• **Task to carry out**
Reproduce each line exactly, including spacing and punctuation.

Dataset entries
----
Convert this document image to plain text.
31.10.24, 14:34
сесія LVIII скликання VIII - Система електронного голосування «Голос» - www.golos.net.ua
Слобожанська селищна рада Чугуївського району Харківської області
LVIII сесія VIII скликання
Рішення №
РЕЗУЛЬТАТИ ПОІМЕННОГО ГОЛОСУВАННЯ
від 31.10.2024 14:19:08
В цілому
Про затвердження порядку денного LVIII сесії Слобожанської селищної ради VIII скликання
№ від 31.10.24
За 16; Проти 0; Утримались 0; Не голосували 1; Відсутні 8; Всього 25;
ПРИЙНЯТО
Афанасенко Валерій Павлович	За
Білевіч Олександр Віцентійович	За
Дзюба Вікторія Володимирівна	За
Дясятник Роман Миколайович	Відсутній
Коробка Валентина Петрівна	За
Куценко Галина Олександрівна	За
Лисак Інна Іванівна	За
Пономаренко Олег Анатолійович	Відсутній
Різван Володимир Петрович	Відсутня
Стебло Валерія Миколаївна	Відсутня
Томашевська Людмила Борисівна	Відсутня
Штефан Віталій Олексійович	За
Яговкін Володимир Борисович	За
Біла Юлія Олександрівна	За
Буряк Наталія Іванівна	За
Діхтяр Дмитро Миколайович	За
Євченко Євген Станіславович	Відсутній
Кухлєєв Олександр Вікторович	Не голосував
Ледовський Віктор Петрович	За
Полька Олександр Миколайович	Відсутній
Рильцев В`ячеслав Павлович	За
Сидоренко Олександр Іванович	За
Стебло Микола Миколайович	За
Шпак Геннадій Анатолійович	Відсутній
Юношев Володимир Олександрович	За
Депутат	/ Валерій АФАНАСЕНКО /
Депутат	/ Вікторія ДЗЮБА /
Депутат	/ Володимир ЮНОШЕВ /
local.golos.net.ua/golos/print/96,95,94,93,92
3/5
----
• **Answer in full**
Convert this document image to plain text.
31.10.24, 14:34
сесія LVIII скликання VIII - Система електронного голосування «Голос» - www.golos.net.ua
Слобожанська селищна рада Чугуївського району Харківської області
LVIII сесія VIII скликання
Рішення №
РЕЗУЛЬТАТИ ПОІМЕННОГО ГОЛОСУВАННЯ
від 31.10.2024 14:19:08
В цілому
Про затвердження порядку денного LVIII сесії Слобожанської селищної ради VIII скликання
№ від 31.10.24
За 16; Проти 0; Утримались 0; Не голосували 1; Відсутні 8; Всього 25;
ПРИЙНЯТО
Афанасенко Валерій Павлович	За
Білевіч Олександр Віцентійович	За
Дзюба Вікторія Володимирівна	За
Дясятник Роман Миколайович	Відсутній
Коробка Валентина Петрівна	За
Куценко Галина Олександрівна	За
Лисак Інна Іванівна	За
Пономаренко Олег Анатолійович	Відсутній
Різван Володимир Петрович	Відсутня
Стебло Валерія Миколаївна	Відсутня
Томашевська Людмила Борисівна	Відсутня
Штефан Віталій Олексійович	За
Яговкін Володимир Борисович	За
Біла Юлія Олександрівна	За
Буряк Наталія Іванівна	За
Діхтяр Дмитро Миколайович	За
Євченко Євген Станіславович	Відсутній
Кухлєєв Олександр Вікторович	Не голосував
Ледовський Віктор Петрович	За
Полька Олександр Миколайович	Відсутній
Рильцев В`ячеслав Павлович	За
Сидоренко Олександр Іванович	За
Стебло Микола Миколайович	За
Шпак Геннадій Анатолійович	Відсутній
Юношев Володимир Олександрович	За
Депутат	/ Валерій АФАНАСЕНКО /
Депутат	/ Вікторія ДЗЮБА /
Депутат	/ Володимир ЮНОШЕВ /
local.golos.net.ua/golos/print/96,95,94,93,92
3/5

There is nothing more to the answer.